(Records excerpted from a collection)
▬▬▬▬▬▬▬▬▬▬
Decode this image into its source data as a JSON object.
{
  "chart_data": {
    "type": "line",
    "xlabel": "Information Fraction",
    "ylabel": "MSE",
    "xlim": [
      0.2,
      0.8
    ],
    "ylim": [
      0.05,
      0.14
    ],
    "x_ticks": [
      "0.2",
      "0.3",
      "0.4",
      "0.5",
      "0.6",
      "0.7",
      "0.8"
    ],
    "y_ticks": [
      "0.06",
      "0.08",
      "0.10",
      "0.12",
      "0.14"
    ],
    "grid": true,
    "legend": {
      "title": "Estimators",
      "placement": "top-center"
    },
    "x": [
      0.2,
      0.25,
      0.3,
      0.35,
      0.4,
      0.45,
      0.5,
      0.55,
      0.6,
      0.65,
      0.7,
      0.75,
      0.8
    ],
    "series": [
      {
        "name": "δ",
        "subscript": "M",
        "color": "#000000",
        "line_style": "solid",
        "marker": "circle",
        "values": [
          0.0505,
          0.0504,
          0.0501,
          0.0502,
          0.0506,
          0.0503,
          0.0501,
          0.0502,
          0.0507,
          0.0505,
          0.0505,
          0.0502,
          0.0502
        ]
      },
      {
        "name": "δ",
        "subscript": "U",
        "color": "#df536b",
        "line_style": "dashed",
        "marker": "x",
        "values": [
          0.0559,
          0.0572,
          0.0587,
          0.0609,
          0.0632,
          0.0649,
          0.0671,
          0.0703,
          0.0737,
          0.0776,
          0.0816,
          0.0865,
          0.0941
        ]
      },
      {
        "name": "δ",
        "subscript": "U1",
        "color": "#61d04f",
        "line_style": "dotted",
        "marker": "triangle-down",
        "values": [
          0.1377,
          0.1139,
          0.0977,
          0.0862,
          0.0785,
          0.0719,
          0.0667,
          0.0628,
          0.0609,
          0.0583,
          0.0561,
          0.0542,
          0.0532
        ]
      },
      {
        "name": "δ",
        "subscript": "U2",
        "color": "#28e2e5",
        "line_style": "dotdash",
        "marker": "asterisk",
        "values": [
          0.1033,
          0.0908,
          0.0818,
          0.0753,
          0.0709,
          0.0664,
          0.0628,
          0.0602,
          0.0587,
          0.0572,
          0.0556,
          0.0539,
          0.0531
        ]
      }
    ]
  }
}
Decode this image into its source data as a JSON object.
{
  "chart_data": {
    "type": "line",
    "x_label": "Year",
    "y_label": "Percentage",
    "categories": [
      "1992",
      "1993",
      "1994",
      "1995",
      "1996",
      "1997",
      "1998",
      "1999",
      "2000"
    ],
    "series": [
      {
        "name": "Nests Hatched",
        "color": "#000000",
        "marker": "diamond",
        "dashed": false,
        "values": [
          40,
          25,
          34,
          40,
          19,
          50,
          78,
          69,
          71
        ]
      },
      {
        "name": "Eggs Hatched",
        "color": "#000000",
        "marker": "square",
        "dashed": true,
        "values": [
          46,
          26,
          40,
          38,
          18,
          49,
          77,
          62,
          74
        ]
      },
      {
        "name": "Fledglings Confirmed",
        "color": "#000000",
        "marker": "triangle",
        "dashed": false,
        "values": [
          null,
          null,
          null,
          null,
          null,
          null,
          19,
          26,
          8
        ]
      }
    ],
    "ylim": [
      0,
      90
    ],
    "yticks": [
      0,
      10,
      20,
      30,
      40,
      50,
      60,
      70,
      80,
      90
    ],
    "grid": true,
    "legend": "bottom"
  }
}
▬▬▬▬▬▬▬▬▬▬
» **Description of the task**:
From the listing above, reproduce all the lines exactly.

» **Answer to this task**:
Decode this image into its source data as a JSON object.
{
  "chart_data": {
    "type": "line",
    "xlabel": "Information Fraction",
    "ylabel": "MSE",
    "xlim": [
      0.2,
      0.8
    ],
    "ylim": [
      0.05,
      0.14
    ],
    "x_ticks": [
      "0.2",
      "0.3",
      "0.4",
      "0.5",
      "0.6",
      "0.7",
      "0.8"
    ],
    "y_ticks": [
      "0.06",
      "0.08",
      "0.10",
      "0.12",
      "0.14"
    ],
    "grid": true,
    "legend": {
      "title": "Estimators",
      "placement": "top-center"
    },
    "x": [
      0.2,
      0.25,
      0.3,
      0.35,
      0.4,
      0.45,
      0.5,
      0.55,
      0.6,
      0.65,
      0.7,
      0.75,
      0.8
    ],
    "series": [
      {
        "name": "δ",
        "subscript": "M",
        "color": "#000000",
        "line_style": "solid",
        "marker": "circle",
        "values": [
          0.0505,
          0.0504,
          0.0501,
          0.0502,
          0.0506,
          0.0503,
          0.0501,
          0.0502,
          0.0507,
          0.0505,
          0.0505,
          0.0502,
          0.0502
        ]
      },
      {
        "name": "δ",
        "subscript": "U",
        "color": "#df536b",
        "line_style": "dashed",
        "marker": "x",
        "values": [
          0.0559,
          0.0572,
          0.0587,
          0.0609,
          0.0632,
          0.0649,
          0.0671,
          0.0703,
          0.0737,
          0.0776,
          0.0816,
          0.0865,
          0.0941
        ]
      },
      {
        "name": "δ",
        "subscript": "U1",
        "color": "#61d04f",
        "line_style": "dotted",
        "marker": "triangle-down",
        "values": [
          0.1377,
          0.1139,
          0.0977,
          0.0862,
          0.0785,
          0.0719,
          0.0667,
          0.0628,
          0.0609,
          0.0583,
          0.0561,
          0.0542,
          0.0532
        ]
      },
      {
        "name": "δ",
        "subscript": "U2",
        "color": "#28e2e5",
        "line_style": "dotdash",
        "marker": "asterisk",
        "values": [
          0.1033,
          0.0908,
          0.0818,
          0.0753,
          0.0709,
          0.0664,
          0.0628,
          0.0602,
          0.0587,
          0.0572,
          0.0556,
          0.0539,
          0.0531
        ]
      }
    ]
  }
}
Decode this image into its source data as a JSON object.
{
  "chart_data": {
    "type": "line",
    "x_label": "Year",
    "y_label": "Percentage",
    "categories": [
      "1992",
      "1993",
      "1994",
      "1995",
      "1996",
      "1997",
      "1998",
      "1999",
      "2000"
    ],
    "series": [
      {
        "name": "Nests Hatched",
        "color": "#000000",
        "marker": "diamond",
        "dashed": false,
        "values": [
          40,
          25,
          34,
          40,
          19,
          50,
          78,
          69,
          71
        ]
      },
      {
        "name": "Eggs Hatched",
        "color": "#000000",
        "marker": "square",
        "dashed": true,
        "values": [
          46,
          26,
          40,
          38,
          18,
          49,
          77,
          62,
          74
        ]
      },
      {
        "name": "Fledglings Confirmed",
        "color": "#000000",
        "marker": "triangle",
        "dashed": false,
        "values": [
          null,
          null,
          null,
          null,
          null,
          null,
          19,
          26,
          8
        ]
      }
    ],
    "ylim": [
      0,
      90
    ],
    "yticks": [
      0,
      10,
      20,
      30,
      40,
      50,
      60,
      70,
      80,
      90
    ],
    "grid": true,
    "legend": "bottom"
  }
}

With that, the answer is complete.